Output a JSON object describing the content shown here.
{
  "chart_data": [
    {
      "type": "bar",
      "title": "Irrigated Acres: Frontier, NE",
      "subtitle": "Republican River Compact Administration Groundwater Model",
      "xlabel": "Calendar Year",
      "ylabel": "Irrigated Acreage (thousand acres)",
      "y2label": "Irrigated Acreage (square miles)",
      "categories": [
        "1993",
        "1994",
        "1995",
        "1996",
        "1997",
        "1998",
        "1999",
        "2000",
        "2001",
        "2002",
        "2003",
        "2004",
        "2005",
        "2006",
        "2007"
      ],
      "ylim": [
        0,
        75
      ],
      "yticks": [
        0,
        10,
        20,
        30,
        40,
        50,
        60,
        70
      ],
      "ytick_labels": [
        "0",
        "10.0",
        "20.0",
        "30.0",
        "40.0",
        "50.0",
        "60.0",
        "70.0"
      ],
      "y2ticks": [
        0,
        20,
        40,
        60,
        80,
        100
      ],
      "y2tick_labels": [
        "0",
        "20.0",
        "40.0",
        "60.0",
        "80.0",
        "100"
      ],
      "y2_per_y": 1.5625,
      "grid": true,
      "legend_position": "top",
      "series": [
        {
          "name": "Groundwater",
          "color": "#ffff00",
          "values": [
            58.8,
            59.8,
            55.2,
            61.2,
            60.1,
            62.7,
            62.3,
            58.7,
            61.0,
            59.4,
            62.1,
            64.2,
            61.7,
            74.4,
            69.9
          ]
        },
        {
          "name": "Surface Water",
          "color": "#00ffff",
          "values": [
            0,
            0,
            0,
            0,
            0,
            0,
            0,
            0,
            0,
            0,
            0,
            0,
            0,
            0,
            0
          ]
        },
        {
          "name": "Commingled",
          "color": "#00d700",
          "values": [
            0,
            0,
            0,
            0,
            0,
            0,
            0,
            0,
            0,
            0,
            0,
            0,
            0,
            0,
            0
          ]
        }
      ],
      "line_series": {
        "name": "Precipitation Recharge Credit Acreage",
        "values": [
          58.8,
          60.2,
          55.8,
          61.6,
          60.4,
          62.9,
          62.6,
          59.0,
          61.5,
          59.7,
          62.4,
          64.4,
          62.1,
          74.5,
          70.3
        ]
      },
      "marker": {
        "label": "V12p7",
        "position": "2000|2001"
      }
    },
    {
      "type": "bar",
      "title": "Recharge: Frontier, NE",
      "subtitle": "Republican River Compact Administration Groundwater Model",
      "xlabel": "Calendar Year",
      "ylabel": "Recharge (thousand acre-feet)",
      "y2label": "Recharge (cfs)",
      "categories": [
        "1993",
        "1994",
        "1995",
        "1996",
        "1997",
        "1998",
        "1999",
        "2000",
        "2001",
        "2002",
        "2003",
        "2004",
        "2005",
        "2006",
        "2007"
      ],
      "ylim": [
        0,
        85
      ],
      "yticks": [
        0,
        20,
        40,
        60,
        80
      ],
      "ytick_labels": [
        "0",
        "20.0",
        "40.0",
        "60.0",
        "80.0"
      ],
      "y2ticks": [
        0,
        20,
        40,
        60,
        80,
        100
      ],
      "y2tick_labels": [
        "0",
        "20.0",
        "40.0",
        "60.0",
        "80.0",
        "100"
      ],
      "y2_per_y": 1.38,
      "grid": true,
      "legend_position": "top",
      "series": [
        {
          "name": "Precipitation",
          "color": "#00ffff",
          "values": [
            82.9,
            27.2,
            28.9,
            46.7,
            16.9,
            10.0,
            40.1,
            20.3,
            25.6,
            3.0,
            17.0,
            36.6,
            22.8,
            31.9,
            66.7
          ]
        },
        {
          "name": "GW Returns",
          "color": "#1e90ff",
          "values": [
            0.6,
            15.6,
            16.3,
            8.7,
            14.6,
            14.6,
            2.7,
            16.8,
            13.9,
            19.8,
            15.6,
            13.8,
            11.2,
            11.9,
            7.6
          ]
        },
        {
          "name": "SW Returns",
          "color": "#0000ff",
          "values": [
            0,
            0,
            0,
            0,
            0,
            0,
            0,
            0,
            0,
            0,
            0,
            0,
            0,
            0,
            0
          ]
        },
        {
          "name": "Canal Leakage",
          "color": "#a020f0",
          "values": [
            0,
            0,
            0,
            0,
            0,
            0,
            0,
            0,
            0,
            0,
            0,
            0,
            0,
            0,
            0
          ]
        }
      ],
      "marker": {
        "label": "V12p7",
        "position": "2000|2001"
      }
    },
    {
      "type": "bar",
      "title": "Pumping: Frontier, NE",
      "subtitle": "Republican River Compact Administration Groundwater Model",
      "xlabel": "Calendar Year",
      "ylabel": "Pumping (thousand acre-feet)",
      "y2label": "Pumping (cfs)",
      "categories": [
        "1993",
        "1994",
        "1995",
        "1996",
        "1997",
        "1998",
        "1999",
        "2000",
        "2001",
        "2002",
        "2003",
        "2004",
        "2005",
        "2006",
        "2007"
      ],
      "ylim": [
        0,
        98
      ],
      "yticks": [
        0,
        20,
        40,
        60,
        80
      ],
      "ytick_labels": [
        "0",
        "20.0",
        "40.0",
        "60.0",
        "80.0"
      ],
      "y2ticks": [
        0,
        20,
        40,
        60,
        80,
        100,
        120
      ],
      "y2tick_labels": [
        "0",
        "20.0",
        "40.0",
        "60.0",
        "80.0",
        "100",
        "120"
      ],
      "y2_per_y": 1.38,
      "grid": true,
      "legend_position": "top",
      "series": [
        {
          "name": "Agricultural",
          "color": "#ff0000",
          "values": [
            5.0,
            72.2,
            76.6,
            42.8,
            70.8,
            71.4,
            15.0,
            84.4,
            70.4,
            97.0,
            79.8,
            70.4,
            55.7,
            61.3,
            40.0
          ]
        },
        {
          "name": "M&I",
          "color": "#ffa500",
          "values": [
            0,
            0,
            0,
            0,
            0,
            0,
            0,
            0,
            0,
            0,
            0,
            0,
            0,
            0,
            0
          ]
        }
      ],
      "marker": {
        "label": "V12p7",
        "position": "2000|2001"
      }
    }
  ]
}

Problem description: Which lines contain "thousand"? Copy each of them out.

Completed task:
      "ylabel": "Irrigated Acreage (thousand acres)",
      "ylabel": "Recharge (thousand acre-feet)",
      "ylabel": "Pumping (thousand acre-feet)",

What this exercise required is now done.